Leave out the pictures and return every entry exactly as it appears.

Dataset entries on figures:
━━━━━━━━━━━━━━━━━━━━

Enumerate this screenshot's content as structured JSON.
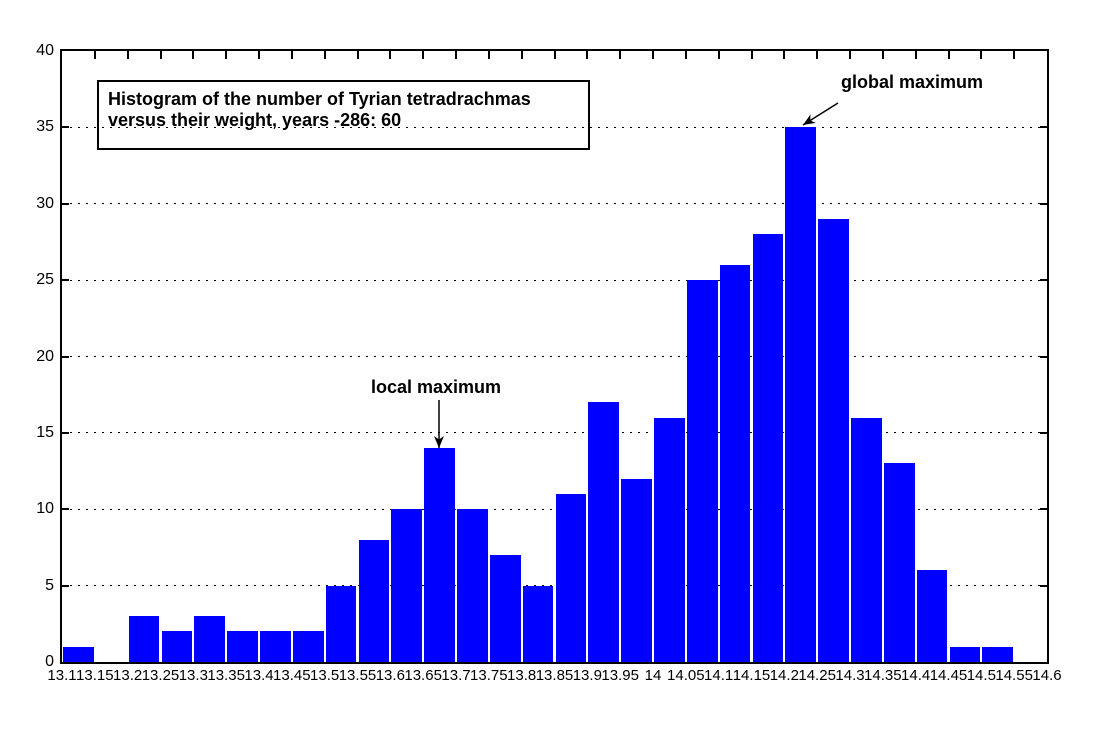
{
  "chart_data": {
    "type": "bar",
    "subtype": "histogram",
    "title_line1": "Histogram of the number of Tyrian tetradrachmas",
    "title_line2": "versus their weight, years -286: 60",
    "xlabel": "",
    "ylabel": "",
    "xlim": [
      13.1,
      14.6
    ],
    "ylim": [
      0,
      40
    ],
    "bin_width": 0.05,
    "bin_start": 13.1,
    "x_tick_labels": [
      "13.1",
      "13.15",
      "13.2",
      "13.25",
      "13.3",
      "13.35",
      "13.4",
      "13.45",
      "13.5",
      "13.55",
      "13.6",
      "13.65",
      "13.7",
      "13.75",
      "13.8",
      "13.85",
      "13.9",
      "13.95",
      "14",
      "14.05",
      "14.1",
      "14.15",
      "14.2",
      "14.25",
      "14.3",
      "14.35",
      "14.4",
      "14.45",
      "14.5",
      "14.55",
      "14.6"
    ],
    "y_ticks": [
      0,
      5,
      10,
      15,
      20,
      25,
      30,
      35,
      40
    ],
    "values": [
      1,
      0,
      3,
      2,
      3,
      2,
      2,
      2,
      5,
      8,
      10,
      14,
      10,
      7,
      5,
      11,
      17,
      12,
      16,
      25,
      26,
      28,
      35,
      29,
      16,
      13,
      6,
      1,
      1,
      0
    ],
    "bar_color": "#0000ff",
    "bar_gap_color": "#ffffff",
    "grid": "horizontal dotted at each y tick",
    "legend": "none",
    "annotations": [
      {
        "label": "local maximum",
        "points_to_bin": "13.65-13.7",
        "points_to_value": 14
      },
      {
        "label": "global maximum",
        "points_to_bin": "14.2-14.25",
        "points_to_value": 35
      }
    ]
  }
}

━━━━━━━━━━━━━━━━━━━━

Task response:
Enumerate this screenshot's content as structured JSON.
{
  "chart_data": {
    "type": "bar",
    "subtype": "histogram",
    "title_line1": "Histogram of the number of Tyrian tetradrachmas",
    "title_line2": "versus their weight, years -286: 60",
    "xlabel": "",
    "ylabel": "",
    "xlim": [
      13.1,
      14.6
    ],
    "ylim": [
      0,
      40
    ],
    "bin_width": 0.05,
    "bin_start": 13.1,
    "x_tick_labels": [
      "13.1",
      "13.15",
      "13.2",
      "13.25",
      "13.3",
      "13.35",
      "13.4",
      "13.45",
      "13.5",
      "13.55",
      "13.6",
      "13.65",
      "13.7",
      "13.75",
      "13.8",
      "13.85",
      "13.9",
      "13.95",
      "14",
      "14.05",
      "14.1",
      "14.15",
      "14.2",
      "14.25",
      "14.3",
      "14.35",
      "14.4",
      "14.45",
      "14.5",
      "14.55",
      "14.6"
    ],
    "y_ticks": [
      0,
      5,
      10,
      15,
      20,
      25,
      30,
      35,
      40
    ],
    "values": [
      1,
      0,
      3,
      2,
      3,
      2,
      2,
      2,
      5,
      8,
      10,
      14,
      10,
      7,
      5,
      11,
      17,
      12,
      16,
      25,
      26,
      28,
      35,
      29,
      16,
      13,
      6,
      1,
      1,
      0
    ],
    "bar_color": "#0000ff",
    "bar_gap_color": "#ffffff",
    "grid": "horizontal dotted at each y tick",
    "legend": "none",
    "annotations": [
      {
        "label": "local maximum",
        "points_to_bin": "13.65-13.7",
        "points_to_value": 14
      },
      {
        "label": "global maximum",
        "points_to_bin": "14.2-14.25",
        "points_to_value": 35
      }
    ]
  }
}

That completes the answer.